Extracted records:
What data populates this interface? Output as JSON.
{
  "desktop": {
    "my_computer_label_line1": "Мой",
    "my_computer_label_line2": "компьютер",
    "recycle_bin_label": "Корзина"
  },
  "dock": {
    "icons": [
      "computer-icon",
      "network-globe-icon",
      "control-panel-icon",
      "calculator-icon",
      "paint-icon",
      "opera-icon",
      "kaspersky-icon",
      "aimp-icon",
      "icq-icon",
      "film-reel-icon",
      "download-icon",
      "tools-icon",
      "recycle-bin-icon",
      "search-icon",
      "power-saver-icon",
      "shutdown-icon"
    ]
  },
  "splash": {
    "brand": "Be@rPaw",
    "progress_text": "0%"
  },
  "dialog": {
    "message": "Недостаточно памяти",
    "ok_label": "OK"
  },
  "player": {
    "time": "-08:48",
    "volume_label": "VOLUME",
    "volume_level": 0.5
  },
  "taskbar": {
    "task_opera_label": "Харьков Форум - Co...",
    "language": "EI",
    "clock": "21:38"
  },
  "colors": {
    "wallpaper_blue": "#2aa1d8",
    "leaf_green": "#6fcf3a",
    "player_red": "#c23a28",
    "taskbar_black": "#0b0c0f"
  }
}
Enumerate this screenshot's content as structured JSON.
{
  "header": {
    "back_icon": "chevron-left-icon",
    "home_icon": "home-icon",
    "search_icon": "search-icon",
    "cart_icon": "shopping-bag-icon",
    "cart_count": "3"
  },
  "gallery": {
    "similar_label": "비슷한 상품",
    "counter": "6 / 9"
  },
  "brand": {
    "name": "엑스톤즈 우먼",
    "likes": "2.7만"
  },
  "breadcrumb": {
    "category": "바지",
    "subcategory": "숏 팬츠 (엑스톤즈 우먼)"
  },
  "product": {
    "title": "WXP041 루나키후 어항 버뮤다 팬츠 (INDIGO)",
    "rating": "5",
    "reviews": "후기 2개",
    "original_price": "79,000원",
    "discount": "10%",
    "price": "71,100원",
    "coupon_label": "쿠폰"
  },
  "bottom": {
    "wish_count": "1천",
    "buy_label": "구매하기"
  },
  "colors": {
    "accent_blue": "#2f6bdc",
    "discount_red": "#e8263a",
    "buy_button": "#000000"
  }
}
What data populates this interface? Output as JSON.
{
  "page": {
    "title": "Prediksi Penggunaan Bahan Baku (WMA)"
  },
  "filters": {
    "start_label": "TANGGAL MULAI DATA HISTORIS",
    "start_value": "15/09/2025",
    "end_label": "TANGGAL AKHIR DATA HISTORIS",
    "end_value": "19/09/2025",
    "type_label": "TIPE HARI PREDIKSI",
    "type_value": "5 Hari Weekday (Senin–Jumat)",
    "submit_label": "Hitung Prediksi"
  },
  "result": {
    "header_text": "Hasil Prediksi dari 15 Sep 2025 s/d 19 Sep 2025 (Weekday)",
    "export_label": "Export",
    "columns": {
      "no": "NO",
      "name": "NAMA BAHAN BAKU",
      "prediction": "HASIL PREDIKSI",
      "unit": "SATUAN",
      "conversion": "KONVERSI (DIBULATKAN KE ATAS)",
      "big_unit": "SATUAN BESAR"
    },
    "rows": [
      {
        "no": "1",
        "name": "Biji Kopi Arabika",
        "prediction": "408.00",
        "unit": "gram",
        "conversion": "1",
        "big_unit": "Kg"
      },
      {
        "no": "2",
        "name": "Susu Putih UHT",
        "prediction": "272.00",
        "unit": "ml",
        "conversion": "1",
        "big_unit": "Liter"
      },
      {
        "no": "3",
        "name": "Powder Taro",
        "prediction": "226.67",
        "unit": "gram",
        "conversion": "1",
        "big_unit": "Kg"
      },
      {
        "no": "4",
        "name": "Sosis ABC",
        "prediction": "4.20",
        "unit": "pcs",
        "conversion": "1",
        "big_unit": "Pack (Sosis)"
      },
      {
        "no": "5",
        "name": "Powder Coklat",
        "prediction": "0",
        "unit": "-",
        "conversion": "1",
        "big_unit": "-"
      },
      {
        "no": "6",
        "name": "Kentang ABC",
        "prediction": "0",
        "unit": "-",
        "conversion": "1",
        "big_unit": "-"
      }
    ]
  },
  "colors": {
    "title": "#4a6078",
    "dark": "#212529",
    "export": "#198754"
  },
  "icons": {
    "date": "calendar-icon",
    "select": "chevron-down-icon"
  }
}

== DIRECTIVE ==
Of all the lines above, how many contain the word "chevron"? Give the number and nothing else.

== EXPECTED ANSWER ==
2